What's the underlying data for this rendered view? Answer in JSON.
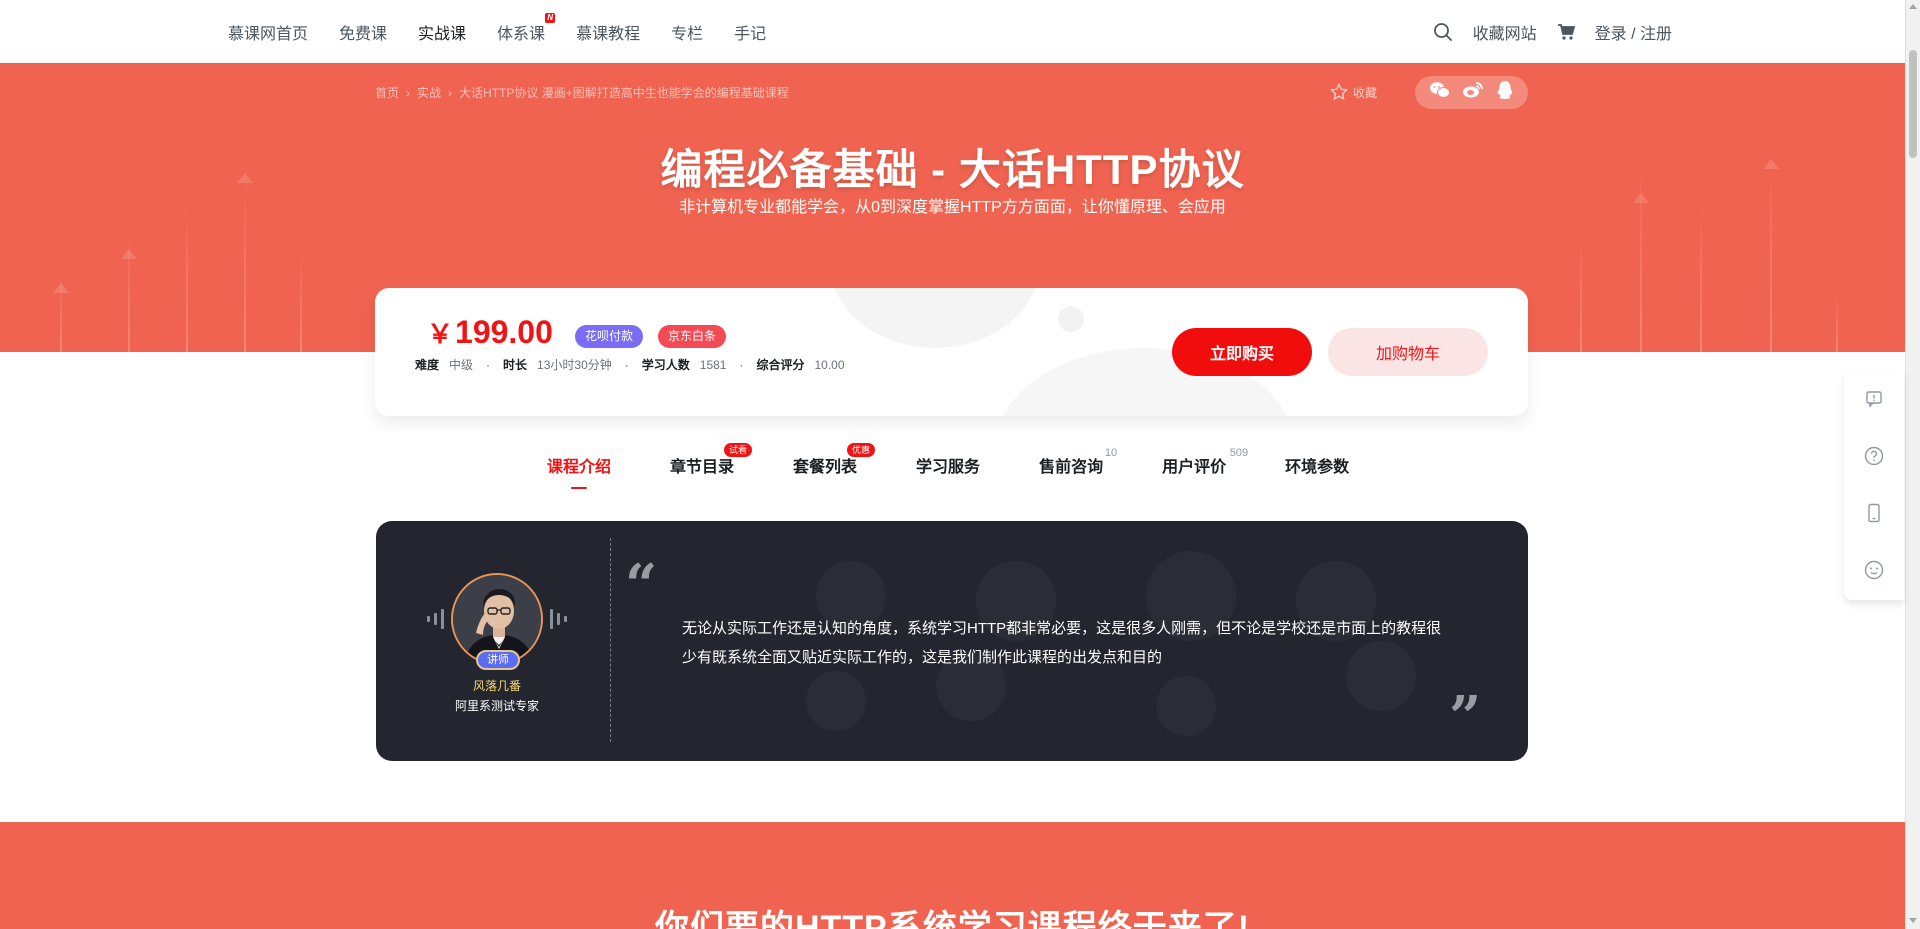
{
  "header": {
    "nav": [
      {
        "label": "慕课网首页",
        "active": false
      },
      {
        "label": "免费课",
        "active": false
      },
      {
        "label": "实战课",
        "active": true
      },
      {
        "label": "体系课",
        "active": false,
        "badge": "N"
      },
      {
        "label": "慕课教程",
        "active": false
      },
      {
        "label": "专栏",
        "active": false
      },
      {
        "label": "手记",
        "active": false
      }
    ],
    "favorite_site": "收藏网站",
    "login": "登录 / 注册",
    "icons": [
      "search-icon",
      "cart-icon"
    ]
  },
  "hero": {
    "breadcrumb": [
      "首页",
      "实战",
      "大话HTTP协议 漫画+图解打造高中生也能学会的编程基础课程"
    ],
    "collect_label": "收藏",
    "share_icons": [
      "wechat-icon",
      "weibo-icon",
      "qq-icon"
    ],
    "title": "编程必备基础 - 大话HTTP协议",
    "subtitle": "非计算机专业都能学会，从0到深度掌握HTTP方方面面，让你懂原理、会应用"
  },
  "course_info": {
    "currency": "￥",
    "price": "199.00",
    "tags": [
      "花呗付款",
      "京东白条"
    ],
    "meta": [
      {
        "key": "难度",
        "value": "中级"
      },
      {
        "key": "时长",
        "value": "13小时30分钟"
      },
      {
        "key": "学习人数",
        "value": "1581"
      },
      {
        "key": "综合评分",
        "value": "10.00"
      }
    ],
    "buy_label": "立即购买",
    "cart_label": "加购物车",
    "colors": {
      "accent": "#f01414",
      "hero": "#f06350"
    }
  },
  "tabs": [
    {
      "label": "课程介绍",
      "active": true
    },
    {
      "label": "章节目录",
      "mark": "试看"
    },
    {
      "label": "套餐列表",
      "mark": "优惠"
    },
    {
      "label": "学习服务"
    },
    {
      "label": "售前咨询",
      "count": "10"
    },
    {
      "label": "用户评价",
      "count": "509"
    },
    {
      "label": "环境参数"
    }
  ],
  "teacher": {
    "badge": "讲师",
    "name": "风落几番",
    "title": "阿里系测试专家",
    "quote": "无论从实际工作还是认知的角度，系统学习HTTP都非常必要，这是很多人刚需，但不论是学校还是市面上的教程很少有既系统全面又贴近实际工作的，这是我们制作此课程的出发点和目的"
  },
  "section_title": "你们要的HTTP系统学习课程终于来了!",
  "sidebar_icons": [
    "feedback-icon",
    "help-icon",
    "mobile-icon",
    "smile-icon"
  ]
}
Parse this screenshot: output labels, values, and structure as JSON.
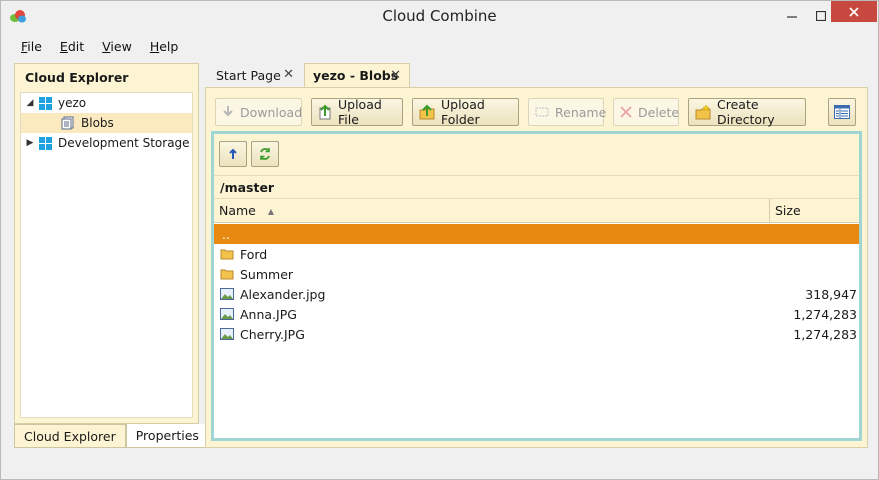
{
  "window": {
    "title": "Cloud Combine"
  },
  "menu": [
    {
      "first": "F",
      "rest": "ile"
    },
    {
      "first": "E",
      "rest": "dit"
    },
    {
      "first": "V",
      "rest": "iew"
    },
    {
      "first": "H",
      "rest": "elp"
    }
  ],
  "explorer": {
    "title": "Cloud Explorer",
    "tree": [
      {
        "label": "yezo",
        "expanded": true
      },
      {
        "label": "Blobs",
        "selected": true
      },
      {
        "label": "Development Storage",
        "expanded": false
      }
    ],
    "tabs": [
      "Cloud Explorer",
      "Properties"
    ]
  },
  "doc_tabs": [
    {
      "label": "Start Page",
      "close": "✕"
    },
    {
      "label": "yezo - Blobs",
      "close": "✕"
    }
  ],
  "toolbar": {
    "download": "Download",
    "upload_file": "Upload File",
    "upload_folder": "Upload Folder",
    "rename": "Rename",
    "delete": "Delete",
    "create_directory": "Create Directory"
  },
  "browser": {
    "path": "/master",
    "columns": {
      "name": "Name",
      "size": "Size"
    },
    "rows": [
      {
        "name": "..",
        "size": "",
        "type": "up"
      },
      {
        "name": "Ford",
        "size": "",
        "type": "folder"
      },
      {
        "name": "Summer",
        "size": "",
        "type": "folder"
      },
      {
        "name": "Alexander.jpg",
        "size": "318,947",
        "type": "image"
      },
      {
        "name": "Anna.JPG",
        "size": "1,274,283",
        "type": "image"
      },
      {
        "name": "Cherry.JPG",
        "size": "1,274,283",
        "type": "image"
      }
    ]
  },
  "colors": {
    "panel": "#fcf4d2",
    "selection": "#e88a12",
    "accent_border": "#9fd6d4",
    "close": "#c7483f"
  }
}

- Exercise objective:
Scan the data for the word "JSON" and copy every line where it shows up.

- Final result:
What's the underlying data for this rendered view? Answer in JSON.
Parse this screenshot: output labels, values, and structure as JSON.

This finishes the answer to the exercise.